Written task:
Transcribe all of the material exactly. Any picture in it should be left out.

— begin —

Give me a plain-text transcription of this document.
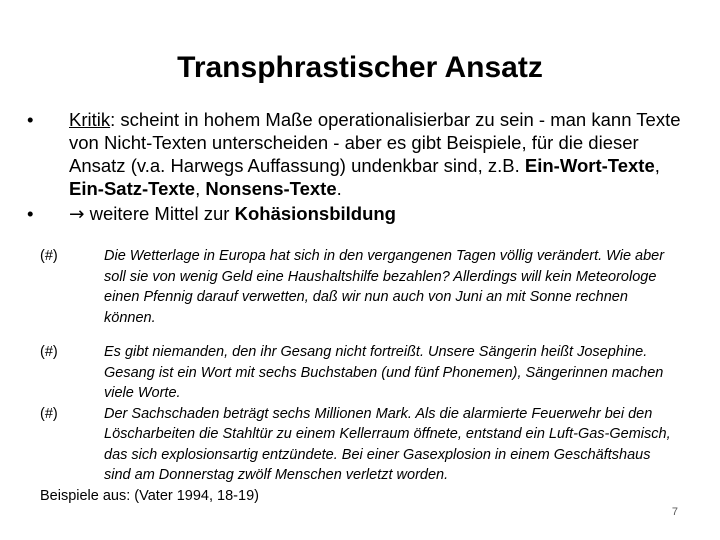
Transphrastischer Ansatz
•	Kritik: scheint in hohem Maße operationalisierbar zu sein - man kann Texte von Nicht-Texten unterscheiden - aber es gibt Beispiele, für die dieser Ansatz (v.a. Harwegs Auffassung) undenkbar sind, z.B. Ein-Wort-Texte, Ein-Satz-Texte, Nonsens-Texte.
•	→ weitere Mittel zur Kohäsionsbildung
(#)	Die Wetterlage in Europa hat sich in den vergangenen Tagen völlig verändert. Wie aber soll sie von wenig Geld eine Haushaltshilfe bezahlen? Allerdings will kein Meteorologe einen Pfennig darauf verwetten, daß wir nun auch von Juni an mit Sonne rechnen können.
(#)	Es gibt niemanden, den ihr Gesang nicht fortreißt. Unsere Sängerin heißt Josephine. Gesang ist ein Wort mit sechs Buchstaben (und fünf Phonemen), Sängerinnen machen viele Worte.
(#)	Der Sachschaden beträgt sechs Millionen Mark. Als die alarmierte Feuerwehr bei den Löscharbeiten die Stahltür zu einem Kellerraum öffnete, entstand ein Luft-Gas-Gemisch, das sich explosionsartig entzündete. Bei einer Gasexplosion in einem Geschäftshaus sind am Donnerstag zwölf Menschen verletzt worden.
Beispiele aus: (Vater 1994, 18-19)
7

— end —

Response to this exercise:
Give me a plain-text transcription of this document.
Transphrastischer Ansatz
•	Kritik: scheint in hohem Maße operationalisierbar zu sein - man kann Texte von Nicht-Texten unterscheiden - aber es gibt Beispiele, für die dieser Ansatz (v.a. Harwegs Auffassung) undenkbar sind, z.B. Ein-Wort-Texte, Ein-Satz-Texte, Nonsens-Texte.
•	→ weitere Mittel zur Kohäsionsbildung
(#)	Die Wetterlage in Europa hat sich in den vergangenen Tagen völlig verändert. Wie aber soll sie von wenig Geld eine Haushaltshilfe bezahlen? Allerdings will kein Meteorologe einen Pfennig darauf verwetten, daß wir nun auch von Juni an mit Sonne rechnen können.
(#)	Es gibt niemanden, den ihr Gesang nicht fortreißt. Unsere Sängerin heißt Josephine. Gesang ist ein Wort mit sechs Buchstaben (und fünf Phonemen), Sängerinnen machen viele Worte.
(#)	Der Sachschaden beträgt sechs Millionen Mark. Als die alarmierte Feuerwehr bei den Löscharbeiten die Stahltür zu einem Kellerraum öffnete, entstand ein Luft-Gas-Gemisch, das sich explosionsartig entzündete. Bei einer Gasexplosion in einem Geschäftshaus sind am Donnerstag zwölf Menschen verletzt worden.
Beispiele aus: (Vater 1994, 18-19)
7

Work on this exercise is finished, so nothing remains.